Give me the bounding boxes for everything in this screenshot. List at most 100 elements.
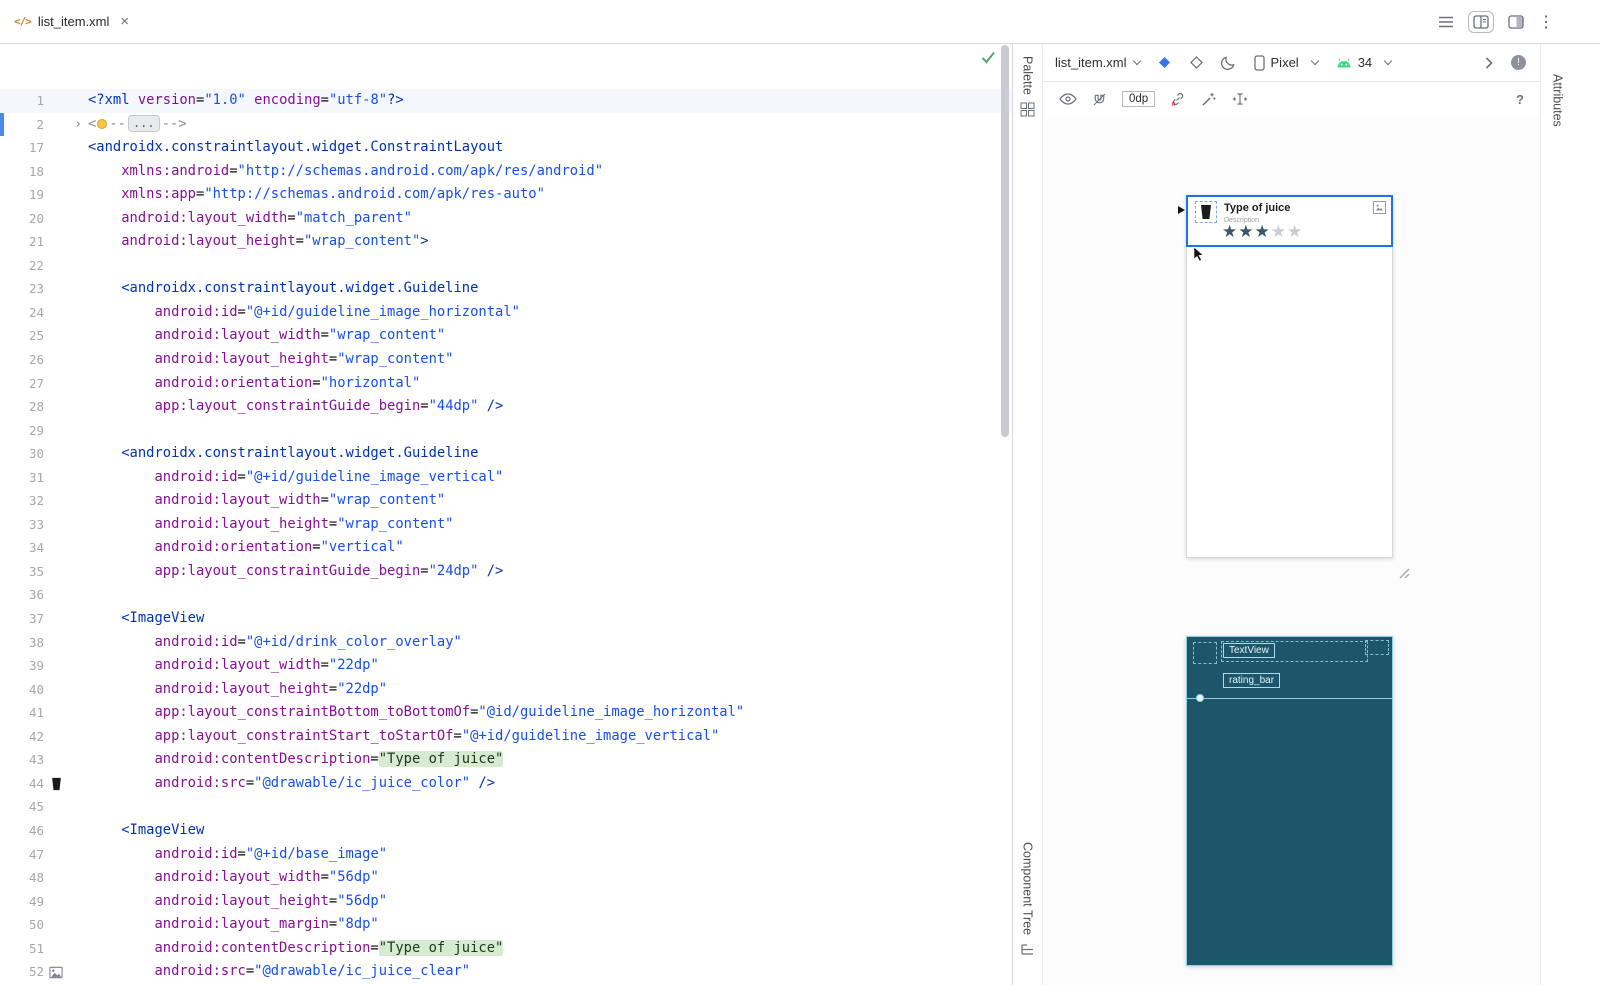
- code-line-49[interactable]: 49 android:layout_height="56dp": [0, 890, 1012, 914]
- code-line-38[interactable]: 38 android:id="@+id/drink_color_overlay": [0, 631, 1012, 655]
- device-selector[interactable]: Pixel: [1254, 55, 1318, 71]
- code-line-30[interactable]: 30 <androidx.constraintlayout.widget.Gui…: [0, 442, 1012, 466]
- design-surface-icon[interactable]: [1156, 54, 1173, 71]
- code-line-52[interactable]: 52 android:src="@drawable/ic_juice_clear…: [0, 960, 1012, 984]
- code-line-50[interactable]: 50 android:layout_margin="8dp": [0, 913, 1012, 937]
- image-preview-gutter-icon[interactable]: [44, 960, 68, 984]
- folded-region-pill[interactable]: ...: [128, 115, 160, 132]
- code-line-44[interactable]: 44 android:src="@drawable/ic_juice_color…: [0, 772, 1012, 796]
- code-editor[interactable]: 1<?xml version="1.0" encoding="utf-8"?>2…: [0, 44, 1012, 985]
- code-line-1[interactable]: 1<?xml version="1.0" encoding="utf-8"?>: [0, 89, 1012, 113]
- code-line-2[interactable]: 2›<--...-->: [0, 113, 1012, 137]
- code-line-46[interactable]: 46 <ImageView: [0, 819, 1012, 843]
- gutter-space: [44, 607, 68, 631]
- code-line-48[interactable]: 48 android:layout_width="56dp": [0, 866, 1012, 890]
- code-line-31[interactable]: 31 android:id="@+id/guideline_image_vert…: [0, 466, 1012, 490]
- code-line-23[interactable]: 23 <androidx.constraintlayout.widget.Gui…: [0, 277, 1012, 301]
- code-line-37[interactable]: 37 <ImageView: [0, 607, 1012, 631]
- menu-icon[interactable]: [1438, 15, 1454, 29]
- blueprint-rating-bar-label[interactable]: rating_bar: [1223, 673, 1280, 688]
- help-icon[interactable]: ?: [1516, 92, 1524, 107]
- infer-constraints-wand-icon[interactable]: [1201, 91, 1217, 107]
- line-number: 44: [0, 772, 44, 796]
- fold-collapsed-icon[interactable]: ›: [68, 113, 88, 137]
- gutter-space: [44, 442, 68, 466]
- clear-constraints-icon[interactable]: [1170, 91, 1186, 107]
- fold-space: [68, 230, 88, 254]
- code-text: <androidx.constraintlayout.widget.Guidel…: [88, 442, 1012, 466]
- line-number: 45: [0, 795, 44, 819]
- code-line-24[interactable]: 24 android:id="@+id/guideline_image_hori…: [0, 301, 1012, 325]
- resize-handle[interactable]: [1395, 564, 1410, 584]
- juice-icon-selection-box[interactable]: [1195, 201, 1217, 223]
- code-line-17[interactable]: 17<androidx.constraintlayout.widget.Cons…: [0, 136, 1012, 160]
- design-view-icon[interactable]: [1508, 15, 1524, 29]
- design-file-name: list_item.xml: [1055, 55, 1127, 70]
- layout-preview-card[interactable]: Type of juice Description ★★★★★: [1186, 195, 1393, 558]
- code-line-35[interactable]: 35 app:layout_constraintGuide_begin="24d…: [0, 560, 1012, 584]
- code-text: android:src="@drawable/ic_juice_color" /…: [88, 772, 1012, 796]
- code-line-43[interactable]: 43 android:contentDescription="Type of j…: [0, 748, 1012, 772]
- design-canvas[interactable]: Type of juice Description ★★★★★: [1043, 116, 1540, 985]
- intention-bulb-icon[interactable]: [97, 119, 107, 129]
- code-line-36[interactable]: 36: [0, 583, 1012, 607]
- star-icon: ★: [1271, 222, 1287, 241]
- code-line-22[interactable]: 22: [0, 254, 1012, 278]
- issues-icon[interactable]: !: [1511, 55, 1526, 70]
- code-lines: 1<?xml version="1.0" encoding="utf-8"?>2…: [0, 89, 1012, 985]
- code-text: android:id="@+id/guideline_image_horizon…: [88, 301, 1012, 325]
- code-line-33[interactable]: 33 android:layout_height="wrap_content": [0, 513, 1012, 537]
- autoconnect-magnet-icon[interactable]: [1092, 92, 1107, 107]
- selected-component-overlay[interactable]: Type of juice Description ★★★★★: [1186, 195, 1393, 247]
- code-line-40[interactable]: 40 android:layout_height="22dp": [0, 678, 1012, 702]
- night-mode-icon[interactable]: [1220, 55, 1236, 71]
- code-line-18[interactable]: 18 xmlns:android="http://schemas.android…: [0, 160, 1012, 184]
- code-line-20[interactable]: 20 android:layout_width="match_parent": [0, 207, 1012, 231]
- chevron-right-icon[interactable]: [1485, 57, 1493, 69]
- code-line-45[interactable]: 45: [0, 795, 1012, 819]
- blueprint-preview[interactable]: TextView rating_bar: [1186, 636, 1393, 966]
- code-line-39[interactable]: 39 android:layout_width="22dp": [0, 654, 1012, 678]
- code-line-32[interactable]: 32 android:layout_width="wrap_content": [0, 489, 1012, 513]
- code-line-51[interactable]: 51 android:contentDescription="Type of j…: [0, 937, 1012, 961]
- code-line-28[interactable]: 28 app:layout_constraintGuide_begin="44d…: [0, 395, 1012, 419]
- design-file-selector[interactable]: list_item.xml: [1055, 55, 1140, 70]
- palette-tool-button[interactable]: Palette: [1013, 56, 1042, 117]
- juice-preview-gutter-icon[interactable]: [44, 772, 68, 796]
- code-line-19[interactable]: 19 xmlns:app="http://schemas.android.com…: [0, 183, 1012, 207]
- guideline-ibeam-icon[interactable]: [1232, 92, 1248, 106]
- gutter-space: [44, 348, 68, 372]
- inspection-ok-icon[interactable]: [981, 51, 996, 69]
- line-number: 31: [0, 466, 44, 490]
- code-line-29[interactable]: 29: [0, 419, 1012, 443]
- star-icon: ★: [1255, 222, 1271, 241]
- component-tree-tool-button[interactable]: Component Tree: [1013, 842, 1042, 957]
- view-options-eye-icon[interactable]: [1059, 93, 1077, 105]
- tab-list-item-xml[interactable]: </> list_item.xml ×: [0, 0, 141, 43]
- blueprint-textview-label[interactable]: TextView: [1223, 643, 1275, 658]
- code-line-27[interactable]: 27 android:orientation="horizontal": [0, 372, 1012, 396]
- api-level-selector[interactable]: 34: [1336, 55, 1391, 70]
- code-line-34[interactable]: 34 android:orientation="vertical": [0, 536, 1012, 560]
- blueprint-surface-icon[interactable]: [1188, 54, 1205, 71]
- code-line-26[interactable]: 26 android:layout_height="wrap_content": [0, 348, 1012, 372]
- api-level: 34: [1358, 55, 1372, 70]
- code-line-21[interactable]: 21 android:layout_height="wrap_content">: [0, 230, 1012, 254]
- code-line-41[interactable]: 41 app:layout_constraintBottom_toBottomO…: [0, 701, 1012, 725]
- gutter-space: [44, 536, 68, 560]
- code-text: xmlns:app="http://schemas.android.com/ap…: [88, 183, 1012, 207]
- close-tab-icon[interactable]: ×: [120, 14, 129, 29]
- editor-scrollbar[interactable]: [1001, 45, 1009, 437]
- code-text: [88, 795, 1012, 819]
- design-surface-area: list_item.xml Pixel: [1043, 44, 1540, 985]
- split-view-icon[interactable]: [1468, 11, 1494, 33]
- attributes-tool-button[interactable]: Attributes: [1543, 74, 1572, 127]
- code-line-47[interactable]: 47 android:id="@+id/base_image": [0, 843, 1012, 867]
- gutter-space: [44, 207, 68, 231]
- more-options-icon[interactable]: ⋮: [1538, 12, 1554, 32]
- blueprint-separator-line: [1187, 698, 1392, 699]
- default-margin-selector[interactable]: 0dp: [1122, 91, 1155, 107]
- code-line-42[interactable]: 42 app:layout_constraintStart_toStartOf=…: [0, 725, 1012, 749]
- code-line-25[interactable]: 25 android:layout_width="wrap_content": [0, 324, 1012, 348]
- code-text: [88, 254, 1012, 278]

---

▸ WHAT TO DO:
Lay out everything in the records from the line containing "- code-line-49[interactable]: 49" down to the line containing "- code-line-30[interactable]: 30" as a Markdown table with the columns n and Line, numbering each row and leaving out blank lines.

▸ WRITTEN RESPONSE:
| n | Line |
|---|---|
| 1 | - code-line-49[interactable]: 49 android:layout_height="56dp": [0, 890, 1012, 914] |
| 2 | - code-line-38[interactable]: 38 android:id="@+id/drink_color_overlay": [0, 631, 1012, 655] |
| 3 | - device-selector[interactable]: Pixel: [1254, 55, 1318, 71] |
| 4 | - code-line-30[interactable]: 30 <androidx.constraintlayout.widget.Gui…: [0, 442, 1012, 466] |